■ Stated task ■
Every entry below must be repeated exactly; skip the pictures.

[Dataset entries on figures]
'''

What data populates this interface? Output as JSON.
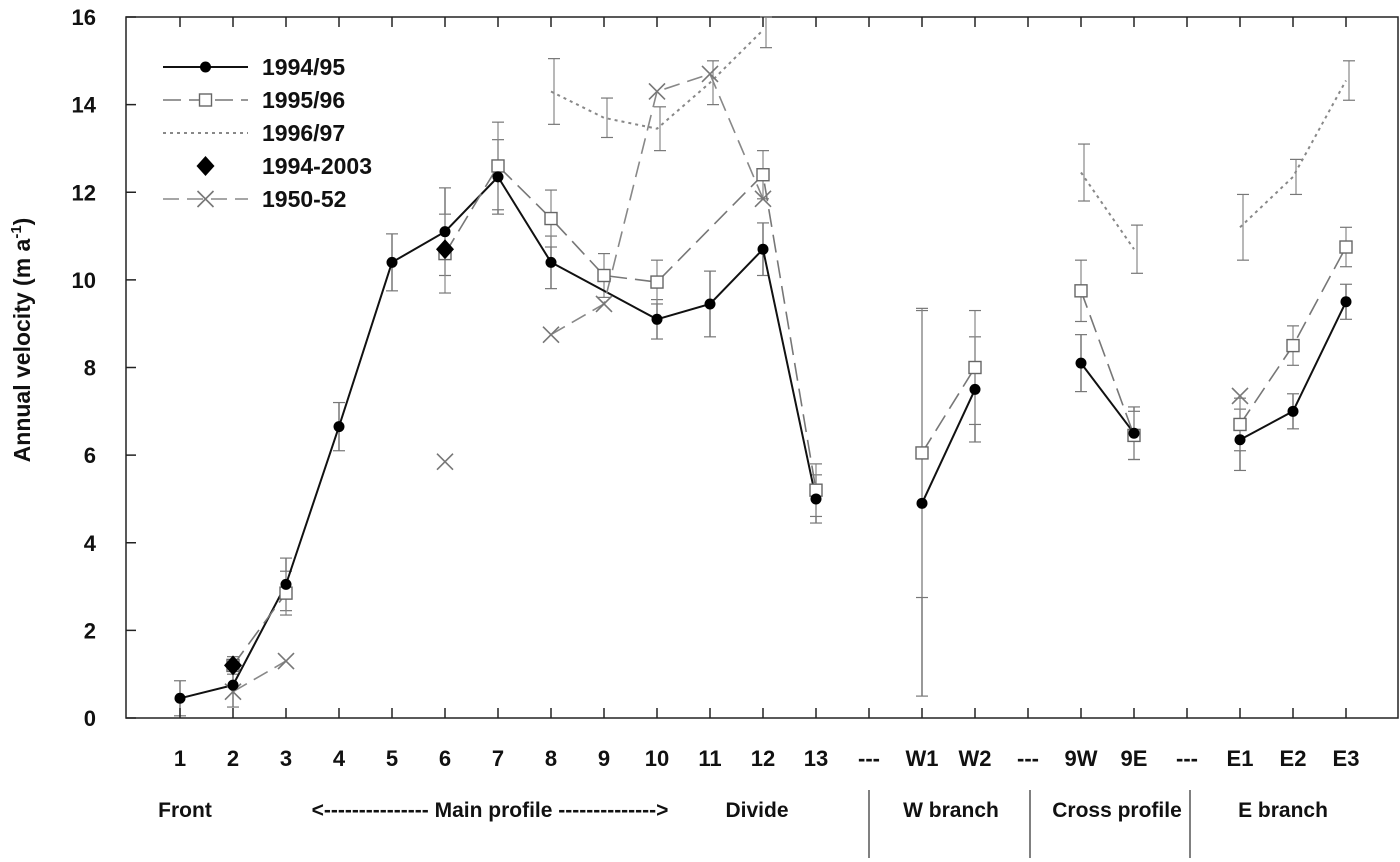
{
  "chart_data": {
    "type": "line",
    "title": "",
    "ylabel": "Annual velocity (m a⁻¹)",
    "ylabel_parts": {
      "main": "Annual velocity (m a",
      "sup": "-1",
      "close": ")"
    },
    "xlabel": "",
    "ylim": [
      0,
      16
    ],
    "yticks": [
      0,
      2,
      4,
      6,
      8,
      10,
      12,
      14,
      16
    ],
    "grid": false,
    "legend_position": "top-left",
    "categories": [
      "1",
      "2",
      "3",
      "4",
      "5",
      "6",
      "7",
      "8",
      "9",
      "10",
      "11",
      "12",
      "13",
      "---",
      "W1",
      "W2",
      "---",
      "9W",
      "9E",
      "---",
      "E1",
      "E2",
      "E3"
    ],
    "groups": [
      {
        "label": "Front"
      },
      {
        "label": "<--------------- Main profile -------------->"
      },
      {
        "label": "Divide"
      },
      {
        "label": "W branch"
      },
      {
        "label": "Cross profile"
      },
      {
        "label": "E branch"
      }
    ],
    "series": [
      {
        "name": "1994/95",
        "style": "solid-filled-circle",
        "color": "#111111",
        "segments": [
          [
            0,
            12
          ],
          [
            14,
            15
          ],
          [
            17,
            18
          ],
          [
            20,
            22
          ]
        ],
        "values": [
          0.45,
          0.75,
          3.05,
          6.65,
          10.4,
          11.1,
          12.35,
          10.4,
          null,
          9.1,
          9.45,
          10.7,
          5.0,
          null,
          4.9,
          7.5,
          null,
          8.1,
          6.5,
          null,
          6.35,
          7.0,
          9.5
        ],
        "error": [
          0.4,
          0.5,
          0.6,
          0.55,
          0.65,
          1.0,
          0.85,
          0.6,
          null,
          0.45,
          0.75,
          0.6,
          0.55,
          null,
          4.4,
          1.2,
          null,
          0.65,
          0.6,
          null,
          0.7,
          0.4,
          0.4
        ]
      },
      {
        "name": "1995/96",
        "style": "dashed-open-square",
        "color": "#777777",
        "segments": [
          [
            1,
            2
          ],
          [
            5,
            12
          ],
          [
            14,
            15
          ],
          [
            17,
            18
          ],
          [
            20,
            22
          ]
        ],
        "values": [
          null,
          1.2,
          2.85,
          null,
          null,
          10.6,
          12.6,
          11.4,
          10.1,
          9.95,
          null,
          12.4,
          5.2,
          null,
          6.05,
          8.0,
          null,
          9.75,
          6.45,
          null,
          6.7,
          8.5,
          10.75
        ],
        "error": [
          null,
          0.2,
          0.5,
          null,
          null,
          0.9,
          1.0,
          0.65,
          0.5,
          0.5,
          null,
          0.55,
          0.6,
          null,
          3.3,
          1.3,
          null,
          0.7,
          0.55,
          null,
          0.6,
          0.45,
          0.45
        ]
      },
      {
        "name": "1996/97",
        "style": "dotted",
        "color": "#888888",
        "segments": [
          [
            7,
            12
          ],
          [
            17,
            18
          ],
          [
            20,
            22
          ]
        ],
        "values": [
          null,
          null,
          null,
          null,
          null,
          null,
          null,
          14.3,
          13.7,
          13.45,
          14.5,
          15.7,
          null,
          null,
          null,
          null,
          null,
          12.45,
          10.7,
          null,
          11.2,
          12.35,
          14.55
        ],
        "error": [
          null,
          null,
          null,
          null,
          null,
          null,
          null,
          0.75,
          0.45,
          0.5,
          0.5,
          0.4,
          null,
          null,
          null,
          null,
          null,
          0.65,
          0.55,
          null,
          0.75,
          0.4,
          0.45
        ]
      },
      {
        "name": "1994-2003",
        "style": "filled-diamond",
        "color": "#000000",
        "segments": [],
        "values": [
          null,
          1.2,
          null,
          null,
          null,
          10.7,
          null,
          null,
          null,
          null,
          null,
          null,
          null,
          null,
          null,
          null,
          null,
          null,
          null,
          null,
          null,
          null,
          null
        ]
      },
      {
        "name": "1950-52",
        "style": "dashed-cross",
        "color": "#888888",
        "segments": [
          [
            1,
            2
          ],
          [
            7,
            12
          ],
          [
            20,
            22
          ]
        ],
        "values": [
          null,
          0.6,
          1.3,
          null,
          null,
          5.85,
          null,
          8.75,
          9.45,
          14.3,
          14.7,
          11.85,
          null,
          null,
          null,
          null,
          null,
          null,
          null,
          null,
          7.35,
          null,
          null
        ]
      }
    ]
  }
}
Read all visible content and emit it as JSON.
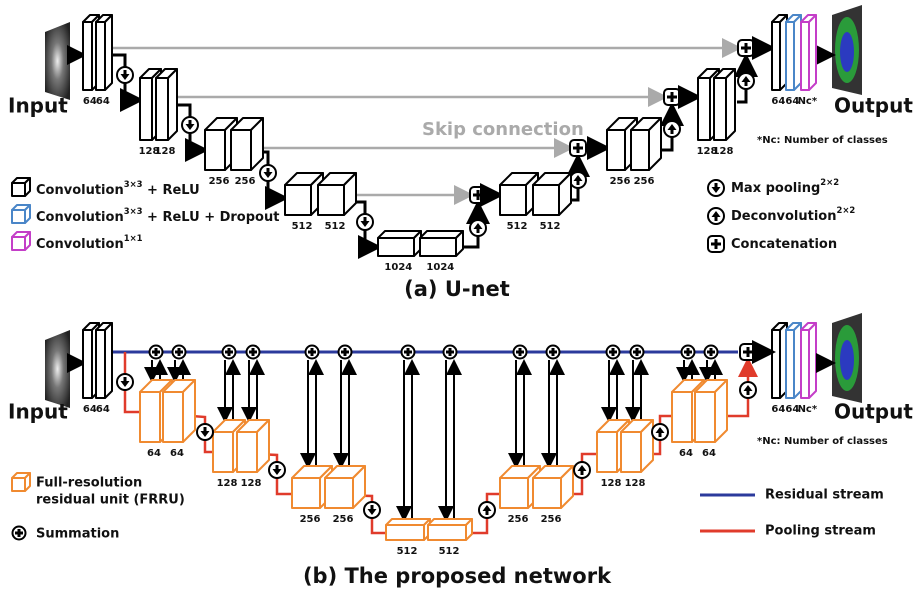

'''

■ In response ■
What data populates this interface? Output as JSON.
{
  "chart_data": {
    "type": "line",
    "title": "",
    "ylabel": "Annual velocity (m a⁻¹)",
    "ylabel_parts": {
      "main": "Annual velocity (m a",
      "sup": "-1",
      "close": ")"
    },
    "xlabel": "",
    "ylim": [
      0,
      16
    ],
    "yticks": [
      0,
      2,
      4,
      6,
      8,
      10,
      12,
      14,
      16
    ],
    "grid": false,
    "legend_position": "top-left",
    "categories": [
      "1",
      "2",
      "3",
      "4",
      "5",
      "6",
      "7",
      "8",
      "9",
      "10",
      "11",
      "12",
      "13",
      "---",
      "W1",
      "W2",
      "---",
      "9W",
      "9E",
      "---",
      "E1",
      "E2",
      "E3"
    ],
    "groups": [
      {
        "label": "Front"
      },
      {
        "label": "<--------------- Main profile -------------->"
      },
      {
        "label": "Divide"
      },
      {
        "label": "W branch"
      },
      {
        "label": "Cross profile"
      },
      {
        "label": "E branch"
      }
    ],
    "series": [
      {
        "name": "1994/95",
        "style": "solid-filled-circle",
        "color": "#111111",
        "segments": [
          [
            0,
            12
          ],
          [
            14,
            15
          ],
          [
            17,
            18
          ],
          [
            20,
            22
          ]
        ],
        "values": [
          0.45,
          0.75,
          3.05,
          6.65,
          10.4,
          11.1,
          12.35,
          10.4,
          null,
          9.1,
          9.45,
          10.7,
          5.0,
          null,
          4.9,
          7.5,
          null,
          8.1,
          6.5,
          null,
          6.35,
          7.0,
          9.5
        ],
        "error": [
          0.4,
          0.5,
          0.6,
          0.55,
          0.65,
          1.0,
          0.85,
          0.6,
          null,
          0.45,
          0.75,
          0.6,
          0.55,
          null,
          4.4,
          1.2,
          null,
          0.65,
          0.6,
          null,
          0.7,
          0.4,
          0.4
        ]
      },
      {
        "name": "1995/96",
        "style": "dashed-open-square",
        "color": "#777777",
        "segments": [
          [
            1,
            2
          ],
          [
            5,
            12
          ],
          [
            14,
            15
          ],
          [
            17,
            18
          ],
          [
            20,
            22
          ]
        ],
        "values": [
          null,
          1.2,
          2.85,
          null,
          null,
          10.6,
          12.6,
          11.4,
          10.1,
          9.95,
          null,
          12.4,
          5.2,
          null,
          6.05,
          8.0,
          null,
          9.75,
          6.45,
          null,
          6.7,
          8.5,
          10.75
        ],
        "error": [
          null,
          0.2,
          0.5,
          null,
          null,
          0.9,
          1.0,
          0.65,
          0.5,
          0.5,
          null,
          0.55,
          0.6,
          null,
          3.3,
          1.3,
          null,
          0.7,
          0.55,
          null,
          0.6,
          0.45,
          0.45
        ]
      },
      {
        "name": "1996/97",
        "style": "dotted",
        "color": "#888888",
        "segments": [
          [
            7,
            12
          ],
          [
            17,
            18
          ],
          [
            20,
            22
          ]
        ],
        "values": [
          null,
          null,
          null,
          null,
          null,
          null,
          null,
          14.3,
          13.7,
          13.45,
          14.5,
          15.7,
          null,
          null,
          null,
          null,
          null,
          12.45,
          10.7,
          null,
          11.2,
          12.35,
          14.55
        ],
        "error": [
          null,
          null,
          null,
          null,
          null,
          null,
          null,
          0.75,
          0.45,
          0.5,
          0.5,
          0.4,
          null,
          null,
          null,
          null,
          null,
          0.65,
          0.55,
          null,
          0.75,
          0.4,
          0.45
        ]
      },
      {
        "name": "1994-2003",
        "style": "filled-diamond",
        "color": "#000000",
        "segments": [],
        "values": [
          null,
          1.2,
          null,
          null,
          null,
          10.7,
          null,
          null,
          null,
          null,
          null,
          null,
          null,
          null,
          null,
          null,
          null,
          null,
          null,
          null,
          null,
          null,
          null
        ]
      },
      {
        "name": "1950-52",
        "style": "dashed-cross",
        "color": "#888888",
        "segments": [
          [
            1,
            2
          ],
          [
            7,
            12
          ],
          [
            20,
            22
          ]
        ],
        "values": [
          null,
          0.6,
          1.3,
          null,
          null,
          5.85,
          null,
          8.75,
          9.45,
          14.3,
          14.7,
          11.85,
          null,
          null,
          null,
          null,
          null,
          null,
          null,
          null,
          7.35,
          null,
          null
        ]
      }
    ]
  }
}
Read all visible content and emit it as JSON.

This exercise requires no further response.